* EXERCISE *
Which lines of the records contain "connected"? Collect every one of them.

* ENTRIES SUPPLIED *
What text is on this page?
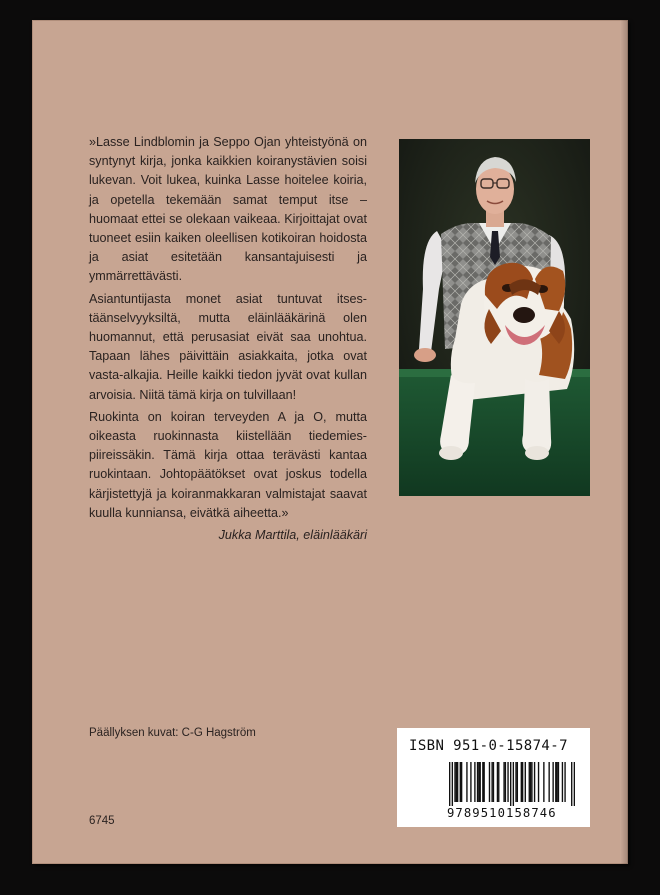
»Lasse Lindblomin ja Seppo Ojan yhteistyönä on syntynyt kirja, jonka kaikkien koiranystävien soisi lukevan. Voit lukea, kuinka Lasse hoitelee koiria, ja opetella tekemään samat temput itse – huomaat ettei se olekaan vaikeaa. Kirjoittajat ovat tuoneet esiin kaiken oleellisen kotikoiran hoidosta ja asiat esitetään kansantajuisesti ja ymmärrettävästi.

Asiantuntijasta monet asiat tuntuvat itsestäänselvyyksiltä, mutta eläinlääkärinä olen huomannut, että perusasiat eivät saa unohtua. Tapaan lähes päivittäin asiakkaita, jotka ovat vasta-alkajia. Heille kaikki tiedon jyvät ovat kullan arvoisia. Niitä tämä kirja on tulvillaan!

Ruokinta on koiran terveyden A ja O, mutta oikeasta ruokinnasta kiistellään tiedemiespiireissäkin. Tämä kirja ottaa terävästi kantaa ruokintaan. Johtopäätökset ovat joskus todella kärjistettyjä ja koiranmakkaran valmistajat saavat kuulla kunniansa, eivätkä aiheetta.»

Jukka Marttila, eläinlääkäri
Päällyksen kuvat: C-G Hagström
6745
ISBN 951-0-15874-7
9789510158746
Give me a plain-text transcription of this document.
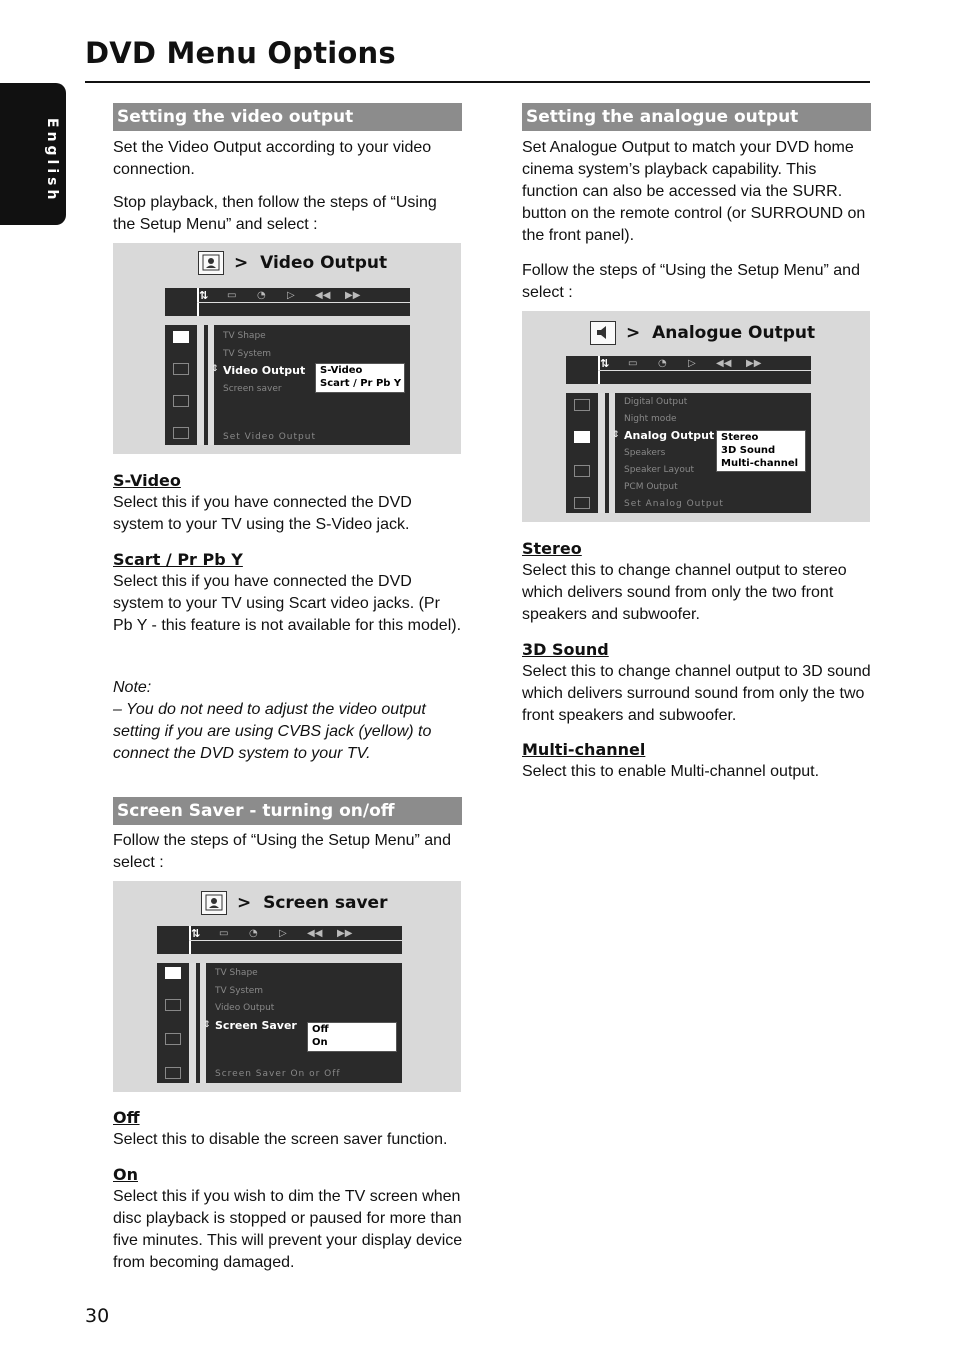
DVD Menu Options
English
Setting the video output
Set the Video Output according to your video connection.
Stop playback, then follow the steps of “Using the Setup Menu” and select :
>  Video Output
⇅ ▭ ◔ ▷ ◀◀ ▶▶
TV Shape
TV System
⇕ Video Output
Screen saver
Set Video Output
S-Video
Scart / Pr Pb Y
S-Video
Select this if you have connected the DVD system to your TV using the S-Video jack.
Scart / Pr Pb Y
Select this if you have connected the DVD system to your TV using Scart video jacks. (Pr Pb Y - this feature is not available for this model).
Note:
– You do not need to adjust the video output setting if you are using CVBS jack (yellow) to connect the DVD system to your TV.
Screen Saver - turning on/off
Follow the steps of “Using the Setup Menu” and select :
>  Screen saver
⇅ ▭ ◔ ▷ ◀◀ ▶▶
TV Shape
TV System
Video Output
⇕ Screen Saver
Screen Saver On or Off
Off
On
Off
Select this to disable the screen saver function.
On
Select this if you wish to dim the TV screen when disc playback is stopped or paused for more than five minutes. This will prevent your display device from becoming damaged.
Setting the analogue output
Set Analogue Output to match your DVD home cinema system’s playback capability. This function can also be accessed via the SURR. button on the remote control (or SURROUND on the front panel).
Follow the steps of “Using the Setup Menu” and select :
>  Analogue Output
⇅ ▭ ◔ ▷ ◀◀ ▶▶
Digital Output
Night mode
⇕ Analog Output
Speakers
Speaker Layout
PCM Output
Set Analog Output
Stereo
3D Sound
Multi-channel
Stereo
Select this to change channel output to stereo which delivers sound from only the two front speakers and subwoofer.
3D Sound
Select this to change channel output to 3D sound which delivers surround sound from only the two front speakers and subwoofer.
Multi-channel
Select this to enable Multi-channel output.
30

* ANSWER TO THE PROBLEM *
Select this if you have connected the DVD system to your TV using the S-Video jack.
Select this if you have connected the DVD system to your TV using Scart video jacks. (Pr Pb Y - this feature is not available for this model).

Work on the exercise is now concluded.